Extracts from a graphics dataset
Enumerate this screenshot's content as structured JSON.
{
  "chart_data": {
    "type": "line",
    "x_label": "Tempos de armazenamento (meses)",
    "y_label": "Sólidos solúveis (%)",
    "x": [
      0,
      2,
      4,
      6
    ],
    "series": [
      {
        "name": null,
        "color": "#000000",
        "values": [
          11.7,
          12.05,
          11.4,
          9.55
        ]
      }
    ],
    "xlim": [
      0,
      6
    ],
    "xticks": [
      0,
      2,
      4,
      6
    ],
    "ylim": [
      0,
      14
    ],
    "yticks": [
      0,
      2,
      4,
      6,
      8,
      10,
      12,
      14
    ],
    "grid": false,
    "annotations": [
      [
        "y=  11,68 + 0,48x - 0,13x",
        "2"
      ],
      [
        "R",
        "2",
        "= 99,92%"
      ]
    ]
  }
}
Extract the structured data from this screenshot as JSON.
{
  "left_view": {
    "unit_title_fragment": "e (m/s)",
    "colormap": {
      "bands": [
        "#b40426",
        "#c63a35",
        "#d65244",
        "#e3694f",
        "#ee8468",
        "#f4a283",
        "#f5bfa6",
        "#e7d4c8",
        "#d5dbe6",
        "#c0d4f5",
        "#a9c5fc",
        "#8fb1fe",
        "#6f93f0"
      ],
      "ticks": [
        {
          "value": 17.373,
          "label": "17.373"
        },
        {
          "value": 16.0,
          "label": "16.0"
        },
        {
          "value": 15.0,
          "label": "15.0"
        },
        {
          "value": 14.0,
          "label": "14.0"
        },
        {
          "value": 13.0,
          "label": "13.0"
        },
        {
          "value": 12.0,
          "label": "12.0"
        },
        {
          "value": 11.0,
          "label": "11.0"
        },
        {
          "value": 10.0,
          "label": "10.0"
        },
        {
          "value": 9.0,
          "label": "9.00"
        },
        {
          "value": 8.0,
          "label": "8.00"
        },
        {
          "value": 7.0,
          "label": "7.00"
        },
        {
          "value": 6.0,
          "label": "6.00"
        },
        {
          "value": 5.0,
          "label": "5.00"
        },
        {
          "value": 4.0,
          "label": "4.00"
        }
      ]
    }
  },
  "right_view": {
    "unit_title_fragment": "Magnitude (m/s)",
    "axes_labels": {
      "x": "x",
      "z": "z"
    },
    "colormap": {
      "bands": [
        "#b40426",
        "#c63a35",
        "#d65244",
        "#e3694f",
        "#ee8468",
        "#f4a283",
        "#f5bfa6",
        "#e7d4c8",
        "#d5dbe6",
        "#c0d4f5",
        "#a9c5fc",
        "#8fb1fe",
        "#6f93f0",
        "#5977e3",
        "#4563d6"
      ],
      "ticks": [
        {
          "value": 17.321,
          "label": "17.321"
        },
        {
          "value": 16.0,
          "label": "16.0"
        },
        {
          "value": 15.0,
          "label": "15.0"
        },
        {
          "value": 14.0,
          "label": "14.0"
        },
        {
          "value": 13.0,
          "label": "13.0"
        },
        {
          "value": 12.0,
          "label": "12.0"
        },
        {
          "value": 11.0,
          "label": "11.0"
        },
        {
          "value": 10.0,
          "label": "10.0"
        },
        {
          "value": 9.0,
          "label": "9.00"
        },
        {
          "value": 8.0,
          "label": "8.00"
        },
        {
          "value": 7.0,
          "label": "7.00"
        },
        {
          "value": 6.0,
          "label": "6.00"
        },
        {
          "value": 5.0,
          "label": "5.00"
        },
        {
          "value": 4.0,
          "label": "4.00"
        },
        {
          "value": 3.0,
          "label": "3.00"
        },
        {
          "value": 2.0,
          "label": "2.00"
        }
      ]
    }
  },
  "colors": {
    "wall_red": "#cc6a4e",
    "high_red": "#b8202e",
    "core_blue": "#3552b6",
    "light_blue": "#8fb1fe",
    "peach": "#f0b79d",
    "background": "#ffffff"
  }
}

- [Job] Exactly reproduce every line found in the records.

- [The response]
Enumerate this screenshot's content as structured JSON.
{
  "chart_data": {
    "type": "line",
    "x_label": "Tempos de armazenamento (meses)",
    "y_label": "Sólidos solúveis (%)",
    "x": [
      0,
      2,
      4,
      6
    ],
    "series": [
      {
        "name": null,
        "color": "#000000",
        "values": [
          11.7,
          12.05,
          11.4,
          9.55
        ]
      }
    ],
    "xlim": [
      0,
      6
    ],
    "xticks": [
      0,
      2,
      4,
      6
    ],
    "ylim": [
      0,
      14
    ],
    "yticks": [
      0,
      2,
      4,
      6,
      8,
      10,
      12,
      14
    ],
    "grid": false,
    "annotations": [
      [
        "y=  11,68 + 0,48x - 0,13x",
        "2"
      ],
      [
        "R",
        "2",
        "= 99,92%"
      ]
    ]
  }
}
Extract the structured data from this screenshot as JSON.
{
  "left_view": {
    "unit_title_fragment": "e (m/s)",
    "colormap": {
      "bands": [
        "#b40426",
        "#c63a35",
        "#d65244",
        "#e3694f",
        "#ee8468",
        "#f4a283",
        "#f5bfa6",
        "#e7d4c8",
        "#d5dbe6",
        "#c0d4f5",
        "#a9c5fc",
        "#8fb1fe",
        "#6f93f0"
      ],
      "ticks": [
        {
          "value": 17.373,
          "label": "17.373"
        },
        {
          "value": 16.0,
          "label": "16.0"
        },
        {
          "value": 15.0,
          "label": "15.0"
        },
        {
          "value": 14.0,
          "label": "14.0"
        },
        {
          "value": 13.0,
          "label": "13.0"
        },
        {
          "value": 12.0,
          "label": "12.0"
        },
        {
          "value": 11.0,
          "label": "11.0"
        },
        {
          "value": 10.0,
          "label": "10.0"
        },
        {
          "value": 9.0,
          "label": "9.00"
        },
        {
          "value": 8.0,
          "label": "8.00"
        },
        {
          "value": 7.0,
          "label": "7.00"
        },
        {
          "value": 6.0,
          "label": "6.00"
        },
        {
          "value": 5.0,
          "label": "5.00"
        },
        {
          "value": 4.0,
          "label": "4.00"
        }
      ]
    }
  },
  "right_view": {
    "unit_title_fragment": "Magnitude (m/s)",
    "axes_labels": {
      "x": "x",
      "z": "z"
    },
    "colormap": {
      "bands": [
        "#b40426",
        "#c63a35",
        "#d65244",
        "#e3694f",
        "#ee8468",
        "#f4a283",
        "#f5bfa6",
        "#e7d4c8",
        "#d5dbe6",
        "#c0d4f5",
        "#a9c5fc",
        "#8fb1fe",
        "#6f93f0",
        "#5977e3",
        "#4563d6"
      ],
      "ticks": [
        {
          "value": 17.321,
          "label": "17.321"
        },
        {
          "value": 16.0,
          "label": "16.0"
        },
        {
          "value": 15.0,
          "label": "15.0"
        },
        {
          "value": 14.0,
          "label": "14.0"
        },
        {
          "value": 13.0,
          "label": "13.0"
        },
        {
          "value": 12.0,
          "label": "12.0"
        },
        {
          "value": 11.0,
          "label": "11.0"
        },
        {
          "value": 10.0,
          "label": "10.0"
        },
        {
          "value": 9.0,
          "label": "9.00"
        },
        {
          "value": 8.0,
          "label": "8.00"
        },
        {
          "value": 7.0,
          "label": "7.00"
        },
        {
          "value": 6.0,
          "label": "6.00"
        },
        {
          "value": 5.0,
          "label": "5.00"
        },
        {
          "value": 4.0,
          "label": "4.00"
        },
        {
          "value": 3.0,
          "label": "3.00"
        },
        {
          "value": 2.0,
          "label": "2.00"
        }
      ]
    }
  },
  "colors": {
    "wall_red": "#cc6a4e",
    "high_red": "#b8202e",
    "core_blue": "#3552b6",
    "light_blue": "#8fb1fe",
    "peach": "#f0b79d",
    "background": "#ffffff"
  }
}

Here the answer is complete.